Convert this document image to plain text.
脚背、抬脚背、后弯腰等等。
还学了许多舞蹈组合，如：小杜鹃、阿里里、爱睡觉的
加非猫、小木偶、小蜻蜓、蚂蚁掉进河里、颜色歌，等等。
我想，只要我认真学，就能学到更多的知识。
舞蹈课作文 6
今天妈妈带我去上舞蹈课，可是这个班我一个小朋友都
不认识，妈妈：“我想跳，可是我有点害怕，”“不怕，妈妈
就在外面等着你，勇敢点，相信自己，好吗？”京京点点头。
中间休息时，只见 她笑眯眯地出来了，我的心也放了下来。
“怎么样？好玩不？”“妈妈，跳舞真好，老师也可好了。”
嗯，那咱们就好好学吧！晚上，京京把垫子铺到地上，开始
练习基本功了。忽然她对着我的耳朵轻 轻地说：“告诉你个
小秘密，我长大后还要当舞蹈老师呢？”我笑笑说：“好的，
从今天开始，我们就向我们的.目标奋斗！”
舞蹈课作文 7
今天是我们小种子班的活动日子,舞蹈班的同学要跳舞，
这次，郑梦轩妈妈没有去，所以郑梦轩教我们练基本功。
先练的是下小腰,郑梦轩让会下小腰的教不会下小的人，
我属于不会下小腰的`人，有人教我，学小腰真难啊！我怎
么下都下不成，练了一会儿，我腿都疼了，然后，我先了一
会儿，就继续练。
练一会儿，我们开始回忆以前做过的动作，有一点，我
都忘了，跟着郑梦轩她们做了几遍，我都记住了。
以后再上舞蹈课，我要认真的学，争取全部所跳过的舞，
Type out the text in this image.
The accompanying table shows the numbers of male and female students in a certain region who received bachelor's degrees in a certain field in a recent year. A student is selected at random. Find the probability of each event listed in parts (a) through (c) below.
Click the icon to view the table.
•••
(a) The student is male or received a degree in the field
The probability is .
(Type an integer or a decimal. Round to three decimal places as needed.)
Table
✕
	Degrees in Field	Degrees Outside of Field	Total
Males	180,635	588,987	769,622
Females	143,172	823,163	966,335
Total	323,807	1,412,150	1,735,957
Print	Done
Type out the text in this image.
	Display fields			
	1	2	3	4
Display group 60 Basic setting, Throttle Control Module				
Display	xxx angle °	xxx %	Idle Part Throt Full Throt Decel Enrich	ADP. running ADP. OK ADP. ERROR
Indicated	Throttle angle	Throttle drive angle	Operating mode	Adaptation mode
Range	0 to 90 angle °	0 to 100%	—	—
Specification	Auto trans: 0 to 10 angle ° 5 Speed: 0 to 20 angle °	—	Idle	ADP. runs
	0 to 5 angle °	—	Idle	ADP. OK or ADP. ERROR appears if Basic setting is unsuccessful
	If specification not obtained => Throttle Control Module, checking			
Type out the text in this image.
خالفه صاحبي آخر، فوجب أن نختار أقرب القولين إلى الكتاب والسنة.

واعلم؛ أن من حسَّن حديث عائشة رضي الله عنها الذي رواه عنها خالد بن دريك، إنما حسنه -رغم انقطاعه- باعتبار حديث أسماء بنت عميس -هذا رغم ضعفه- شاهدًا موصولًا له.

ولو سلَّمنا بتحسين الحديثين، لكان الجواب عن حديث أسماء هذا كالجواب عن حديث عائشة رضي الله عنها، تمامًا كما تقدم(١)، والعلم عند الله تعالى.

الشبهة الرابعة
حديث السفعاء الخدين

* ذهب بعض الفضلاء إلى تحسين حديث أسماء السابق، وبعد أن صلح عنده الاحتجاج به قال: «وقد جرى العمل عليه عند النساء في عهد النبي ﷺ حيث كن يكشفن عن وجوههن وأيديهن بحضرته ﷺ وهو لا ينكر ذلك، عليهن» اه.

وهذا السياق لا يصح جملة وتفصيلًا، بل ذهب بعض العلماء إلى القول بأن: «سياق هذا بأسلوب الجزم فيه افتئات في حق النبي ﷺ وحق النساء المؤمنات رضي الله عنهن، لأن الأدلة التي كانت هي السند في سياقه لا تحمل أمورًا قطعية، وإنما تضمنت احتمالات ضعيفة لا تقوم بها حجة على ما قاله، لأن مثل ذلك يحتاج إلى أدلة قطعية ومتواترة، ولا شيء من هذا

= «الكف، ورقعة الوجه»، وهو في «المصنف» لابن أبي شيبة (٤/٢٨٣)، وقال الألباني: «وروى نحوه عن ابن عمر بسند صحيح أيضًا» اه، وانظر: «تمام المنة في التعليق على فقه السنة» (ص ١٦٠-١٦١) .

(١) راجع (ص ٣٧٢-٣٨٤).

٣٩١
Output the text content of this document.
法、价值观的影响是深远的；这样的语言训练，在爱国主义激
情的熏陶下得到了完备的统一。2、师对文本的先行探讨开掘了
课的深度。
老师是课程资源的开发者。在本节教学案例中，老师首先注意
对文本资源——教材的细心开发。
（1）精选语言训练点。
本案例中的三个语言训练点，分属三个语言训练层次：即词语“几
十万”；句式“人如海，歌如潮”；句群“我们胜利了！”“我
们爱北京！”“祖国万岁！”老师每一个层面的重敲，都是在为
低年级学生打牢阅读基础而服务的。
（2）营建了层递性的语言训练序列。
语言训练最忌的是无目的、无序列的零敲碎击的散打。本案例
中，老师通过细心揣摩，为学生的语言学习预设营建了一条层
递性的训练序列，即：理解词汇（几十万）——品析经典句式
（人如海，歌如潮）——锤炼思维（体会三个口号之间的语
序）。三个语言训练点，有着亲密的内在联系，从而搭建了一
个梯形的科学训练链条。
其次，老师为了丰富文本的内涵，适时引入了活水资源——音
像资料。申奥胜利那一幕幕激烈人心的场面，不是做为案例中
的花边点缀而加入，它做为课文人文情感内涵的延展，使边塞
******************************
**WHAT THE TASK REQUIRES**
Which lines of the data above contain "الله"? Copy each one.

**EXERCISE SOLUTION**
واعلم؛ أن من حسَّن حديث عائشة رضي الله عنها الذي رواه عنها خالد بن دريك، إنما حسنه -رغم انقطاعه- باعتبار حديث أسماء بنت عميس -هذا رغم ضعفه- شاهدًا موصولًا له.
ولو سلَّمنا بتحسين الحديثين، لكان الجواب عن حديث أسماء هذا كالجواب عن حديث عائشة رضي الله عنها، تمامًا كما تقدم(١)، والعلم عند الله تعالى.
وهذا السياق لا يصح جملة وتفصيلًا، بل ذهب بعض العلماء إلى القول بأن: «سياق هذا بأسلوب الجزم فيه افتئات في حق النبي ﷺ وحق النساء المؤمنات رضي الله عنهن، لأن الأدلة التي كانت هي السند في سياقه لا تحمل أمورًا قطعية، وإنما تضمنت احتمالات ضعيفة لا تقوم بها حجة على ما قاله، لأن مثل ذلك يحتاج إلى أدلة قطعية ومتواترة، ولا شيء من هذا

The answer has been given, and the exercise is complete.